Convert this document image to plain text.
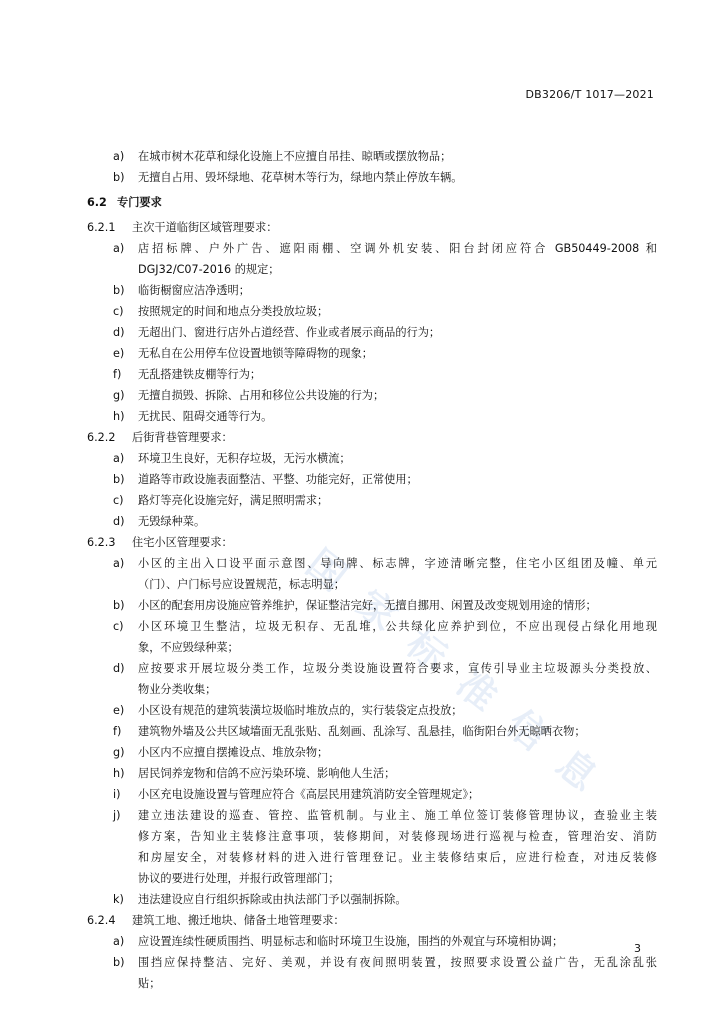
DB3206/T 1017—2021
国
家
标
准
信
息
a) 在城市树木花草和绿化设施上不应擅自吊挂、晾晒或摆放物品；
b) 无擅自占用、毁坏绿地、花草树木等行为，绿地内禁止停放车辆。
6.2 专门要求
6.2.1 主次干道临街区域管理要求：
a) 店招标牌、户外广告、遮阳雨棚、空调外机安装、阳台封闭应符合 GB50449-2008 和
DGJ32/C07-2016 的规定；
b) 临街橱窗应洁净透明；
c) 按照规定的时间和地点分类投放垃圾；
d) 无超出门、窗进行店外占道经营、作业或者展示商品的行为；
e) 无私自在公用停车位设置地锁等障碍物的现象；
f) 无乱搭建铁皮棚等行为；
g) 无擅自损毁、拆除、占用和移位公共设施的行为；
h) 无扰民、阻碍交通等行为。
6.2.2 后街背巷管理要求：
a) 环境卫生良好，无积存垃圾，无污水横流；
b) 道路等市政设施表面整洁、平整、功能完好，正常使用；
c) 路灯等亮化设施完好，满足照明需求；
d) 无毁绿种菜。
6.2.3 住宅小区管理要求：
a) 小区的主出入口设平面示意图、导向牌、标志牌，字迹清晰完整，住宅小区组团及幢、单元
（门）、户门标号应设置规范，标志明显；
b) 小区的配套用房设施应管养维护，保证整洁完好，无擅自挪用、闲置及改变规划用途的情形；
c) 小区环境卫生整洁，垃圾无积存、无乱堆，公共绿化应养护到位，不应出现侵占绿化用地现
象，不应毁绿种菜；
d) 应按要求开展垃圾分类工作，垃圾分类设施设置符合要求，宣传引导业主垃圾源头分类投放、
物业分类收集；
e) 小区设有规范的建筑装潢垃圾临时堆放点的，实行装袋定点投放；
f) 建筑物外墙及公共区域墙面无乱张贴、乱刻画、乱涂写、乱悬挂，临街阳台外无晾晒衣物；
g) 小区内不应擅自摆摊设点、堆放杂物；
h) 居民饲养宠物和信鸽不应污染环境、影响他人生活；
i) 小区充电设施设置与管理应符合《高层民用建筑消防安全管理规定》；
j) 建立违法建设的巡查、管控、监管机制。与业主、施工单位签订装修管理协议，查验业主装
修方案，告知业主装修注意事项，装修期间，对装修现场进行巡视与检查，管理治安、消防
和房屋安全，对装修材料的进入进行管理登记。业主装修结束后，应进行检查，对违反装修
协议的要进行处理，并报行政管理部门；
k) 违法建设应自行组织拆除或由执法部门予以强制拆除。
6.2.4 建筑工地、搬迁地块、储备土地管理要求：
a) 应设置连续性硬质围挡、明显标志和临时环境卫生设施，围挡的外观宜与环境相协调；
b) 围挡应保持整洁、完好、美观，并设有夜间照明装置，按照要求设置公益广告，无乱涂乱张
贴；
3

(INSTRUCTION):
Repeat all the records above exactly, leaving out any pictures.

(SOLUTION FOR THIS EXERCISE):
Convert this document image to plain text.
DB3206/T 1017—2021
国
家
标
准
信
息
a) 在城市树木花草和绿化设施上不应擅自吊挂、晾晒或摆放物品；
b) 无擅自占用、毁坏绿地、花草树木等行为，绿地内禁止停放车辆。
6.2 专门要求
6.2.1 主次干道临街区域管理要求：
a) 店招标牌、户外广告、遮阳雨棚、空调外机安装、阳台封闭应符合 GB50449-2008 和
DGJ32/C07-2016 的规定；
b) 临街橱窗应洁净透明；
c) 按照规定的时间和地点分类投放垃圾；
d) 无超出门、窗进行店外占道经营、作业或者展示商品的行为；
e) 无私自在公用停车位设置地锁等障碍物的现象；
f) 无乱搭建铁皮棚等行为；
g) 无擅自损毁、拆除、占用和移位公共设施的行为；
h) 无扰民、阻碍交通等行为。
6.2.2 后街背巷管理要求：
a) 环境卫生良好，无积存垃圾，无污水横流；
b) 道路等市政设施表面整洁、平整、功能完好，正常使用；
c) 路灯等亮化设施完好，满足照明需求；
d) 无毁绿种菜。
6.2.3 住宅小区管理要求：
a) 小区的主出入口设平面示意图、导向牌、标志牌，字迹清晰完整，住宅小区组团及幢、单元
（门）、户门标号应设置规范，标志明显；
b) 小区的配套用房设施应管养维护，保证整洁完好，无擅自挪用、闲置及改变规划用途的情形；
c) 小区环境卫生整洁，垃圾无积存、无乱堆，公共绿化应养护到位，不应出现侵占绿化用地现
象，不应毁绿种菜；
d) 应按要求开展垃圾分类工作，垃圾分类设施设置符合要求，宣传引导业主垃圾源头分类投放、
物业分类收集；
e) 小区设有规范的建筑装潢垃圾临时堆放点的，实行装袋定点投放；
f) 建筑物外墙及公共区域墙面无乱张贴、乱刻画、乱涂写、乱悬挂，临街阳台外无晾晒衣物；
g) 小区内不应擅自摆摊设点、堆放杂物；
h) 居民饲养宠物和信鸽不应污染环境、影响他人生活；
i) 小区充电设施设置与管理应符合《高层民用建筑消防安全管理规定》；
j) 建立违法建设的巡查、管控、监管机制。与业主、施工单位签订装修管理协议，查验业主装
修方案，告知业主装修注意事项，装修期间，对装修现场进行巡视与检查，管理治安、消防
和房屋安全，对装修材料的进入进行管理登记。业主装修结束后，应进行检查，对违反装修
协议的要进行处理，并报行政管理部门；
k) 违法建设应自行组织拆除或由执法部门予以强制拆除。
6.2.4 建筑工地、搬迁地块、储备土地管理要求：
a) 应设置连续性硬质围挡、明显标志和临时环境卫生设施，围挡的外观宜与环境相协调；
b) 围挡应保持整洁、完好、美观，并设有夜间照明装置，按照要求设置公益广告，无乱涂乱张
贴；
3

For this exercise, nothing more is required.